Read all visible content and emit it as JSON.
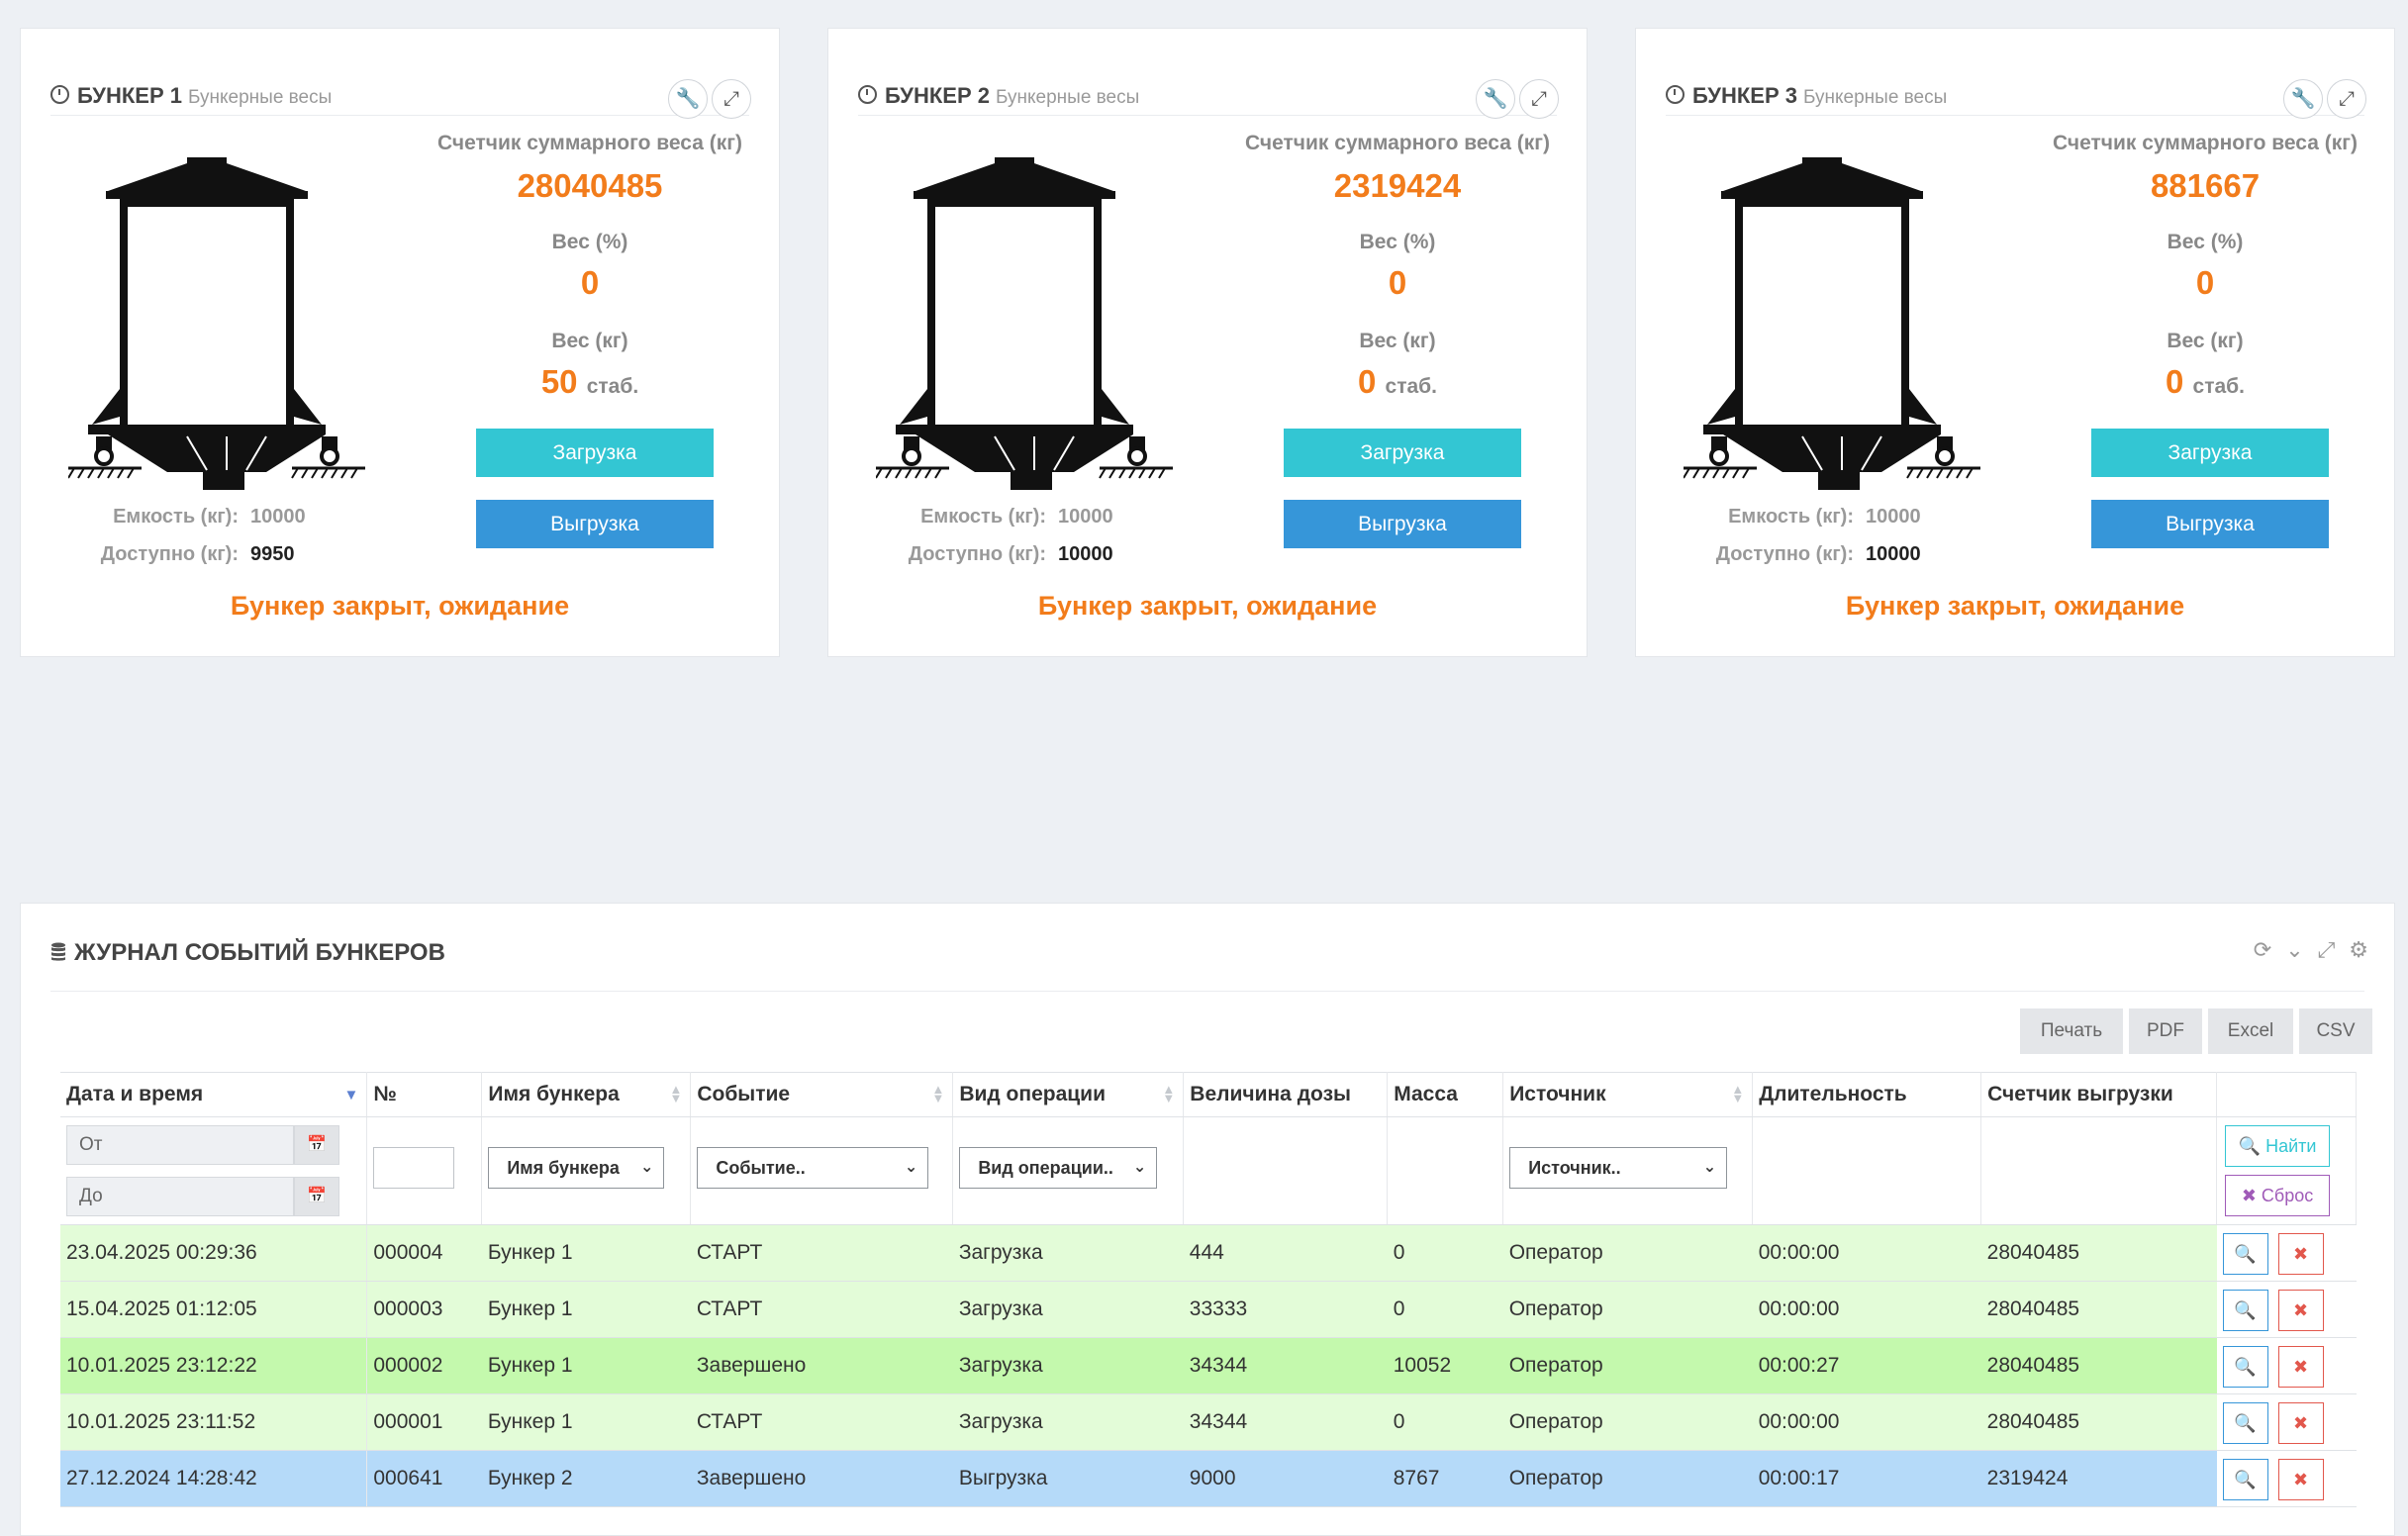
{
  "bunkers": [
    {
      "title": "БУНКЕР 1",
      "subtitle": "Бункерные весы",
      "counter_label": "Счетчик суммарного веса (кг)",
      "counter_value": "28040485",
      "pct_label": "Вес (%)",
      "pct_value": "0",
      "kg_label": "Вес (кг)",
      "kg_value": "50",
      "stab": "стаб.",
      "load_label": "Загрузка",
      "unload_label": "Выгрузка",
      "capacity_label": "Емкость (кг):",
      "capacity_value": "10000",
      "available_label": "Доступно (кг):",
      "available_value": "9950",
      "status": "Бункер закрыт, ожидание"
    },
    {
      "title": "БУНКЕР 2",
      "subtitle": "Бункерные весы",
      "counter_label": "Счетчик суммарного веса (кг)",
      "counter_value": "2319424",
      "pct_label": "Вес (%)",
      "pct_value": "0",
      "kg_label": "Вес (кг)",
      "kg_value": "0",
      "stab": "стаб.",
      "load_label": "Загрузка",
      "unload_label": "Выгрузка",
      "capacity_label": "Емкость (кг):",
      "capacity_value": "10000",
      "available_label": "Доступно (кг):",
      "available_value": "10000",
      "status": "Бункер закрыт, ожидание"
    },
    {
      "title": "БУНКЕР 3",
      "subtitle": "Бункерные весы",
      "counter_label": "Счетчик суммарного веса (кг)",
      "counter_value": "881667",
      "pct_label": "Вес (%)",
      "pct_value": "0",
      "kg_label": "Вес (кг)",
      "kg_value": "0",
      "stab": "стаб.",
      "load_label": "Загрузка",
      "unload_label": "Выгрузка",
      "capacity_label": "Емкость (кг):",
      "capacity_value": "10000",
      "available_label": "Доступно (кг):",
      "available_value": "10000",
      "status": "Бункер закрыт, ожидание"
    }
  ],
  "journal": {
    "title": "ЖУРНАЛ СОБЫТИЙ БУНКЕРОВ",
    "export": {
      "print": "Печать",
      "pdf": "PDF",
      "excel": "Excel",
      "csv": "CSV"
    },
    "columns": [
      "Дата и время",
      "№",
      "Имя бункера",
      "Событие",
      "Вид операции",
      "Величина дозы",
      "Масса",
      "Источник",
      "Длительность",
      "Счетчик выгрузки"
    ],
    "filters": {
      "from_placeholder": "От",
      "to_placeholder": "До",
      "bunker": "Имя бункера",
      "event": "Событие..",
      "operation": "Вид операции..",
      "source": "Источник..",
      "find": "Найти",
      "reset": "Сброс"
    },
    "rows": [
      [
        "23.04.2025 00:29:36",
        "000004",
        "Бункер 1",
        "СТАРТ",
        "Загрузка",
        "444",
        "0",
        "Оператор",
        "00:00:00",
        "28040485"
      ],
      [
        "15.04.2025 01:12:05",
        "000003",
        "Бункер 1",
        "СТАРТ",
        "Загрузка",
        "33333",
        "0",
        "Оператор",
        "00:00:00",
        "28040485"
      ],
      [
        "10.01.2025 23:12:22",
        "000002",
        "Бункер 1",
        "Завершено",
        "Загрузка",
        "34344",
        "10052",
        "Оператор",
        "00:00:27",
        "28040485"
      ],
      [
        "10.01.2025 23:11:52",
        "000001",
        "Бункер 1",
        "СТАРТ",
        "Загрузка",
        "34344",
        "0",
        "Оператор",
        "00:00:00",
        "28040485"
      ],
      [
        "27.12.2024 14:28:42",
        "000641",
        "Бункер 2",
        "Завершено",
        "Выгрузка",
        "9000",
        "8767",
        "Оператор",
        "00:00:17",
        "2319424"
      ]
    ]
  },
  "colors": {
    "accent_orange": "#f27c1b",
    "load_button": "#33c6d3",
    "unload_button": "#3696d9",
    "row_start": "#e3fcd8",
    "row_done_load": "#c4f9ad",
    "row_unload": "#b5daf9"
  }
}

================

Short exercise —
Every record above should come back exactly, but without its pictures.

Answer to the task —
Read all visible content and emit it as JSON.
{
  "bunkers": [
    {
      "title": "БУНКЕР 1",
      "subtitle": "Бункерные весы",
      "counter_label": "Счетчик суммарного веса (кг)",
      "counter_value": "28040485",
      "pct_label": "Вес (%)",
      "pct_value": "0",
      "kg_label": "Вес (кг)",
      "kg_value": "50",
      "stab": "стаб.",
      "load_label": "Загрузка",
      "unload_label": "Выгрузка",
      "capacity_label": "Емкость (кг):",
      "capacity_value": "10000",
      "available_label": "Доступно (кг):",
      "available_value": "9950",
      "status": "Бункер закрыт, ожидание"
    },
    {
      "title": "БУНКЕР 2",
      "subtitle": "Бункерные весы",
      "counter_label": "Счетчик суммарного веса (кг)",
      "counter_value": "2319424",
      "pct_label": "Вес (%)",
      "pct_value": "0",
      "kg_label": "Вес (кг)",
      "kg_value": "0",
      "stab": "стаб.",
      "load_label": "Загрузка",
      "unload_label": "Выгрузка",
      "capacity_label": "Емкость (кг):",
      "capacity_value": "10000",
      "available_label": "Доступно (кг):",
      "available_value": "10000",
      "status": "Бункер закрыт, ожидание"
    },
    {
      "title": "БУНКЕР 3",
      "subtitle": "Бункерные весы",
      "counter_label": "Счетчик суммарного веса (кг)",
      "counter_value": "881667",
      "pct_label": "Вес (%)",
      "pct_value": "0",
      "kg_label": "Вес (кг)",
      "kg_value": "0",
      "stab": "стаб.",
      "load_label": "Загрузка",
      "unload_label": "Выгрузка",
      "capacity_label": "Емкость (кг):",
      "capacity_value": "10000",
      "available_label": "Доступно (кг):",
      "available_value": "10000",
      "status": "Бункер закрыт, ожидание"
    }
  ],
  "journal": {
    "title": "ЖУРНАЛ СОБЫТИЙ БУНКЕРОВ",
    "export": {
      "print": "Печать",
      "pdf": "PDF",
      "excel": "Excel",
      "csv": "CSV"
    },
    "columns": [
      "Дата и время",
      "№",
      "Имя бункера",
      "Событие",
      "Вид операции",
      "Величина дозы",
      "Масса",
      "Источник",
      "Длительность",
      "Счетчик выгрузки"
    ],
    "filters": {
      "from_placeholder": "От",
      "to_placeholder": "До",
      "bunker": "Имя бункера",
      "event": "Событие..",
      "operation": "Вид операции..",
      "source": "Источник..",
      "find": "Найти",
      "reset": "Сброс"
    },
    "rows": [
      [
        "23.04.2025 00:29:36",
        "000004",
        "Бункер 1",
        "СТАРТ",
        "Загрузка",
        "444",
        "0",
        "Оператор",
        "00:00:00",
        "28040485"
      ],
      [
        "15.04.2025 01:12:05",
        "000003",
        "Бункер 1",
        "СТАРТ",
        "Загрузка",
        "33333",
        "0",
        "Оператор",
        "00:00:00",
        "28040485"
      ],
      [
        "10.01.2025 23:12:22",
        "000002",
        "Бункер 1",
        "Завершено",
        "Загрузка",
        "34344",
        "10052",
        "Оператор",
        "00:00:27",
        "28040485"
      ],
      [
        "10.01.2025 23:11:52",
        "000001",
        "Бункер 1",
        "СТАРТ",
        "Загрузка",
        "34344",
        "0",
        "Оператор",
        "00:00:00",
        "28040485"
      ],
      [
        "27.12.2024 14:28:42",
        "000641",
        "Бункер 2",
        "Завершено",
        "Выгрузка",
        "9000",
        "8767",
        "Оператор",
        "00:00:17",
        "2319424"
      ]
    ]
  },
  "colors": {
    "accent_orange": "#f27c1b",
    "load_button": "#33c6d3",
    "unload_button": "#3696d9",
    "row_start": "#e3fcd8",
    "row_done_load": "#c4f9ad",
    "row_unload": "#b5daf9"
  }
}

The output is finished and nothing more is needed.